■ WHAT YOU SHOULD DO: In the listing below, count the lines with "grosseur" and report only the figure.

Collection entries:
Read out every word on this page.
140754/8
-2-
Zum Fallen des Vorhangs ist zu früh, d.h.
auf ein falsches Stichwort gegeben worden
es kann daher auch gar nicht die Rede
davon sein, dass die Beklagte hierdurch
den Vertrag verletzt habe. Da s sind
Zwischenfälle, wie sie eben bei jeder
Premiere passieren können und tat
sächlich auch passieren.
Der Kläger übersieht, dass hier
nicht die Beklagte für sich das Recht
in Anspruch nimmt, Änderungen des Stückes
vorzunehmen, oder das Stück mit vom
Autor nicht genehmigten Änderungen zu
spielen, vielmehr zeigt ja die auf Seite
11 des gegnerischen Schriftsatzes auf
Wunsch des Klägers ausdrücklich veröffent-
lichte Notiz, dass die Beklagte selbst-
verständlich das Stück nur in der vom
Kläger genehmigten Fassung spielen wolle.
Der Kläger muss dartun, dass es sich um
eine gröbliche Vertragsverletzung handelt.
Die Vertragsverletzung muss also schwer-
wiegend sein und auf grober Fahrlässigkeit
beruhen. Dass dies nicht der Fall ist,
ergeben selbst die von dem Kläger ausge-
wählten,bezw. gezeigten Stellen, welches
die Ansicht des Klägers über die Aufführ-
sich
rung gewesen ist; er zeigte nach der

...

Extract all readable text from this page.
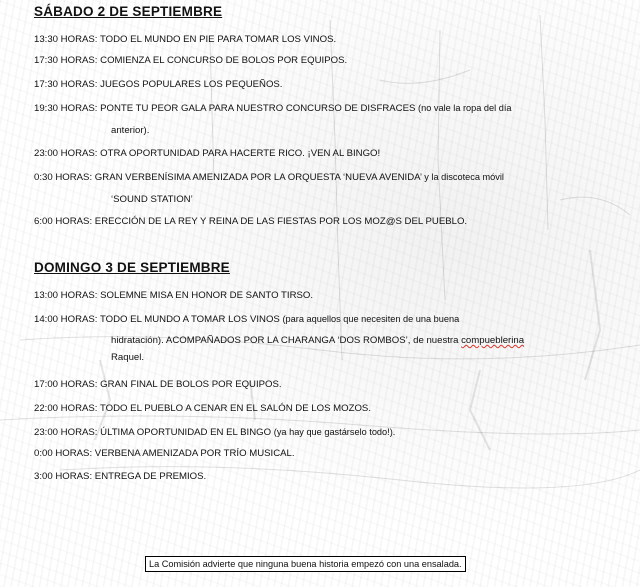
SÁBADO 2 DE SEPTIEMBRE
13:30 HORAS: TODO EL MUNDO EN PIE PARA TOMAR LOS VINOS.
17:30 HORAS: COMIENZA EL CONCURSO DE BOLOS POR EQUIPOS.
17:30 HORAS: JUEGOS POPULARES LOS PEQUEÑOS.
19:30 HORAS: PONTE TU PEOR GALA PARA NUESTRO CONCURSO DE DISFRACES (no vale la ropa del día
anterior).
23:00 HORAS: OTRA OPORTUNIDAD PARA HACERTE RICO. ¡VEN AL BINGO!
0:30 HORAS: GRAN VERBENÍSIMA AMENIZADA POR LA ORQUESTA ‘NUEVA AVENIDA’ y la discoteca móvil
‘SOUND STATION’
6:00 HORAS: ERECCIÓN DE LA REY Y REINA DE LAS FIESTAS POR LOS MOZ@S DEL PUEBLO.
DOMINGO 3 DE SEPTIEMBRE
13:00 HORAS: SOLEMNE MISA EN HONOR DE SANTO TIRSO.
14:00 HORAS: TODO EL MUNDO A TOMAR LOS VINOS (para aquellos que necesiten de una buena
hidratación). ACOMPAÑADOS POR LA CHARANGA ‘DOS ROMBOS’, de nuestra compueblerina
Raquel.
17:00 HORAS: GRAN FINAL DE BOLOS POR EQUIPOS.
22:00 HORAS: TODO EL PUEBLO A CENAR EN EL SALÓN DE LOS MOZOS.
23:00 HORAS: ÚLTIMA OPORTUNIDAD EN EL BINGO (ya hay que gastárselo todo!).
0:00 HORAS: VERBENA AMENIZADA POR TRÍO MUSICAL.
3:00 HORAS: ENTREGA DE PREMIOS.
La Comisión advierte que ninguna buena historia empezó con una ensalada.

==

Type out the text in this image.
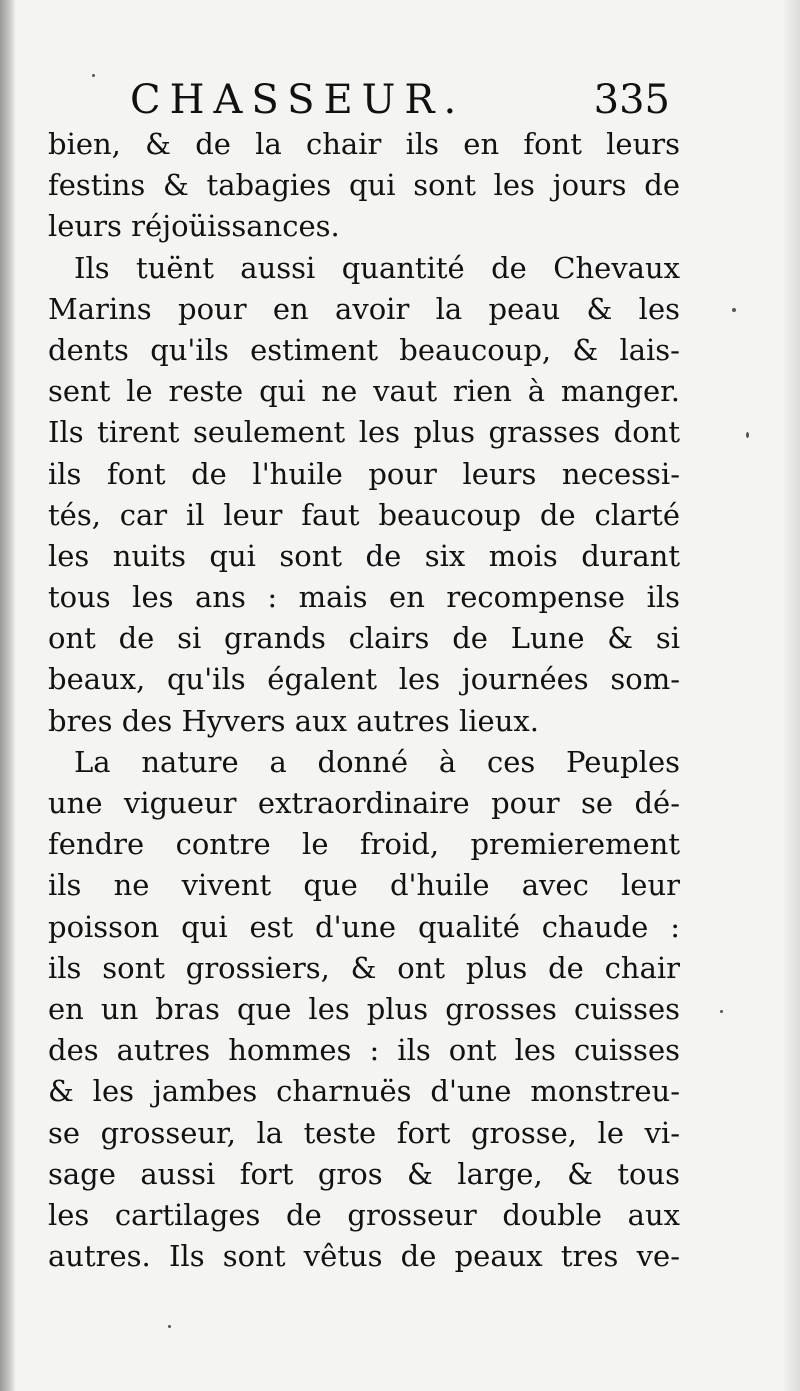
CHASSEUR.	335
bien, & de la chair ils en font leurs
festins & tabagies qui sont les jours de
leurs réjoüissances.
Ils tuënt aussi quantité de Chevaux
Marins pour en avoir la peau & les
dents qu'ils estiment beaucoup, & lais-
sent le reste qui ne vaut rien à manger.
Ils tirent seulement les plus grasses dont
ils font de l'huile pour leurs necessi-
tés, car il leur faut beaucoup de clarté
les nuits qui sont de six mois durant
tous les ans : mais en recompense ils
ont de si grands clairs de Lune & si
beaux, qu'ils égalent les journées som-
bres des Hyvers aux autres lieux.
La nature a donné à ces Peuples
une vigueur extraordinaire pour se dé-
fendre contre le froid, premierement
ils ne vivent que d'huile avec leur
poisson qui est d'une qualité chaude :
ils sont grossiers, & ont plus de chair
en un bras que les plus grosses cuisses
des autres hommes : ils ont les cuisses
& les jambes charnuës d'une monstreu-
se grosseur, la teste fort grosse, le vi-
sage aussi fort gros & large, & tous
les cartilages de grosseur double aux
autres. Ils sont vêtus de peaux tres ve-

■ THE ANSWER: 2